• _TASK BRIEF_
Copy every line that mentions the word "społeczno".

• _DATA PROVIDED_
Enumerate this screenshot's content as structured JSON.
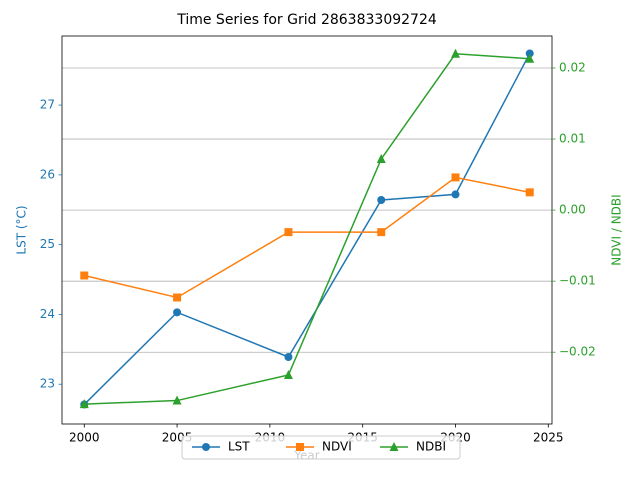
{
  "chart_data": {
    "type": "line",
    "title": "Time Series for Grid 2863833092724",
    "xlabel": "Year",
    "ylabel": "LST (°C)",
    "y2label": "NDVI / NDBI",
    "x": [
      2000,
      2005,
      2011,
      2016,
      2020,
      2024
    ],
    "series": [
      {
        "name": "LST",
        "color": "#1f77b4",
        "marker": "circle",
        "values": [
          22.71,
          24.03,
          23.39,
          25.64,
          25.72,
          27.74
        ]
      },
      {
        "name": "NDVI",
        "color": "#ff7f0e",
        "marker": "square",
        "axis": "y2",
        "values": [
          -0.0092,
          -0.0123,
          -0.0031,
          -0.0031,
          0.0046,
          0.0025
        ]
      },
      {
        "name": "NDBI",
        "color": "#2ca02c",
        "marker": "triangle",
        "axis": "y2",
        "values": [
          -0.0273,
          -0.0268,
          -0.0232,
          0.0072,
          0.022,
          0.0213
        ]
      }
    ],
    "xlim": [
      1998.8,
      2025.2
    ],
    "xticks": [
      2000,
      2005,
      2010,
      2015,
      2020,
      2025
    ],
    "ylim": [
      22.43,
      27.99
    ],
    "yticks": [
      23,
      24,
      25,
      26,
      27
    ],
    "y2lim": [
      -0.0301,
      0.0245
    ],
    "y2ticks": [
      {
        "value": -0.02,
        "label": "−0.02"
      },
      {
        "value": -0.01,
        "label": "−0.01"
      },
      {
        "value": 0,
        "label": "0.00"
      },
      {
        "value": 0.01,
        "label": "0.01"
      },
      0.02
    ],
    "grid": "y2",
    "legend": "lower center"
  }
}
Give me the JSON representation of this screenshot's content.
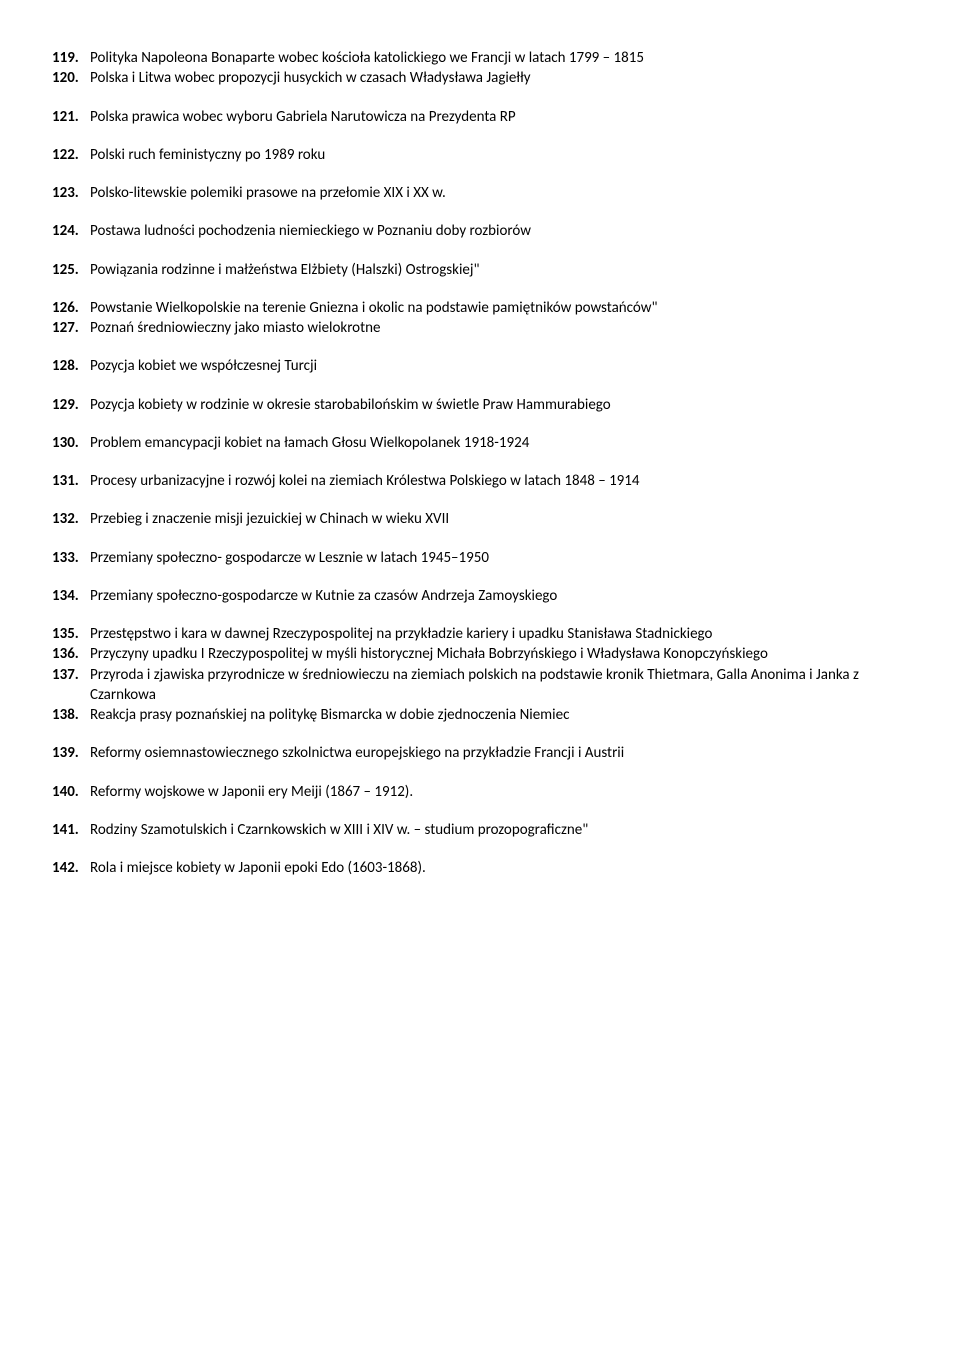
{
  "items": [
    {
      "num": "119.",
      "text": "Polityka Napoleona Bonaparte wobec kościoła katolickiego we Francji w latach 1799 – 1815",
      "gapAfter": false
    },
    {
      "num": "120.",
      "text": "Polska i Litwa wobec propozycji husyckich w czasach Władysława Jagiełły",
      "gapAfter": true
    },
    {
      "num": "121.",
      "text": "Polska prawica wobec wyboru Gabriela Narutowicza na Prezydenta RP",
      "gapAfter": true
    },
    {
      "num": "122.",
      "text": "Polski ruch feministyczny po 1989 roku",
      "gapAfter": true
    },
    {
      "num": "123.",
      "text": "Polsko-litewskie polemiki prasowe na przełomie XIX i XX w.",
      "gapAfter": true
    },
    {
      "num": "124.",
      "text": "Postawa ludności pochodzenia niemieckiego w Poznaniu doby rozbiorów",
      "gapAfter": true
    },
    {
      "num": "125.",
      "text": "Powiązania rodzinne i małżeństwa Elżbiety (Halszki) Ostrogskiej\"",
      "gapAfter": true
    },
    {
      "num": "126.",
      "text": "Powstanie Wielkopolskie na terenie Gniezna i okolic na podstawie pamiętników powstańców\"",
      "gapAfter": false
    },
    {
      "num": "127.",
      "text": "Poznań średniowieczny jako miasto wielokrotne",
      "gapAfter": true
    },
    {
      "num": "128.",
      "text": "Pozycja kobiet we współczesnej Turcji",
      "gapAfter": true
    },
    {
      "num": "129.",
      "text": "Pozycja kobiety w rodzinie w okresie starobabilońskim w świetle Praw Hammurabiego",
      "gapAfter": true
    },
    {
      "num": "130.",
      "text": "Problem emancypacji kobiet na łamach Głosu Wielkopolanek 1918-1924",
      "gapAfter": true
    },
    {
      "num": "131.",
      "text": "Procesy urbanizacyjne i rozwój kolei na ziemiach Królestwa Polskiego w latach 1848 – 1914",
      "gapAfter": true
    },
    {
      "num": "132.",
      "text": "Przebieg i znaczenie misji jezuickiej w Chinach w wieku XVII",
      "gapAfter": true
    },
    {
      "num": "133.",
      "text": "Przemiany społeczno- gospodarcze w Lesznie w latach 1945–1950",
      "gapAfter": true
    },
    {
      "num": "134.",
      "text": "Przemiany społeczno-gospodarcze w Kutnie za czasów Andrzeja Zamoyskiego",
      "gapAfter": true
    },
    {
      "num": "135.",
      "text": "Przestępstwo i kara w dawnej Rzeczypospolitej na przykładzie kariery i upadku Stanisława Stadnickiego",
      "gapAfter": false
    },
    {
      "num": "136.",
      "text": "Przyczyny upadku I Rzeczypospolitej w myśli historycznej Michała Bobrzyńskiego i Władysława Konopczyńskiego",
      "gapAfter": false
    },
    {
      "num": "137.",
      "text": "Przyroda i zjawiska przyrodnicze w średniowieczu na ziemiach polskich na podstawie kronik Thietmara, Galla Anonima i Janka z Czarnkowa",
      "gapAfter": false
    },
    {
      "num": "138.",
      "text": "Reakcja prasy poznańskiej na politykę Bismarcka w dobie zjednoczenia Niemiec",
      "gapAfter": true
    },
    {
      "num": "139.",
      "text": "Reformy osiemnastowiecznego szkolnictwa europejskiego na przykładzie Francji i Austrii",
      "gapAfter": true
    },
    {
      "num": "140.",
      "text": "Reformy wojskowe w Japonii ery Meiji (1867 – 1912).",
      "gapAfter": true
    },
    {
      "num": "141.",
      "text": "Rodziny Szamotulskich i Czarnkowskich w XIII i XIV w. – studium prozopograficzne\"",
      "gapAfter": true
    },
    {
      "num": "142.",
      "text": "Rola i miejsce kobiety w Japonii epoki Edo (1603-1868).",
      "gapAfter": false
    }
  ]
}
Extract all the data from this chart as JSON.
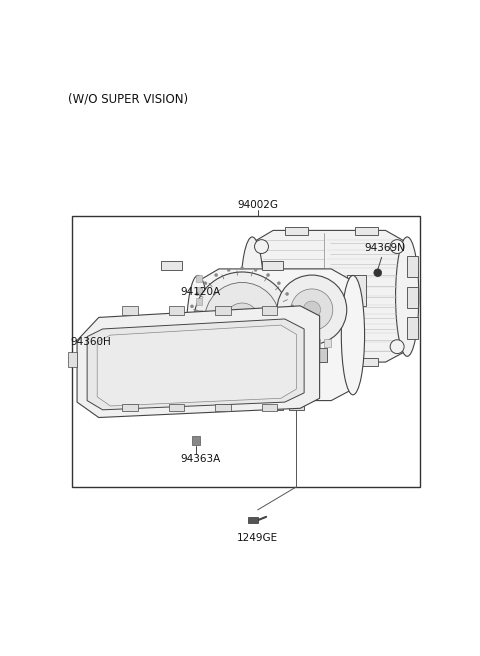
{
  "title": "(W/O SUPER VISION)",
  "bg_color": "#ffffff",
  "lc": "#444444",
  "fig_width": 4.8,
  "fig_height": 6.56,
  "dpi": 100,
  "labels": {
    "main": "94002G",
    "cluster": "94120A",
    "bezel": "94360H",
    "screw_bottom": "94363A",
    "pcb": "94369N",
    "screw_bottom2": "1249GE"
  }
}
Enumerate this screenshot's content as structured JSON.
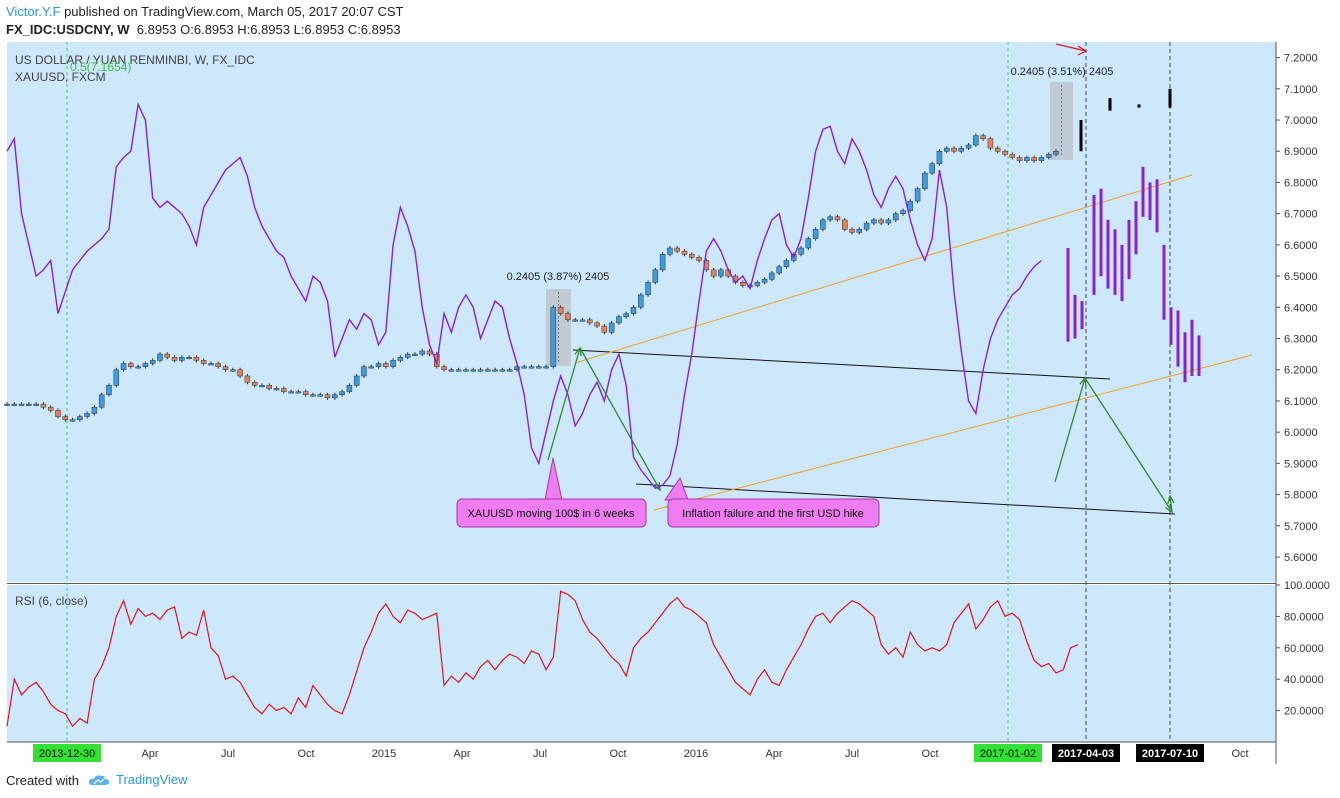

• _FINAL RESULT_
      "text": "Przemiany społeczno- gospodarcze w Lesznie w latach 1945–1950",
      "text": "Przemiany społeczno-gospodarcze w Kutnie za czasów Andrzeja Zamoyskiego",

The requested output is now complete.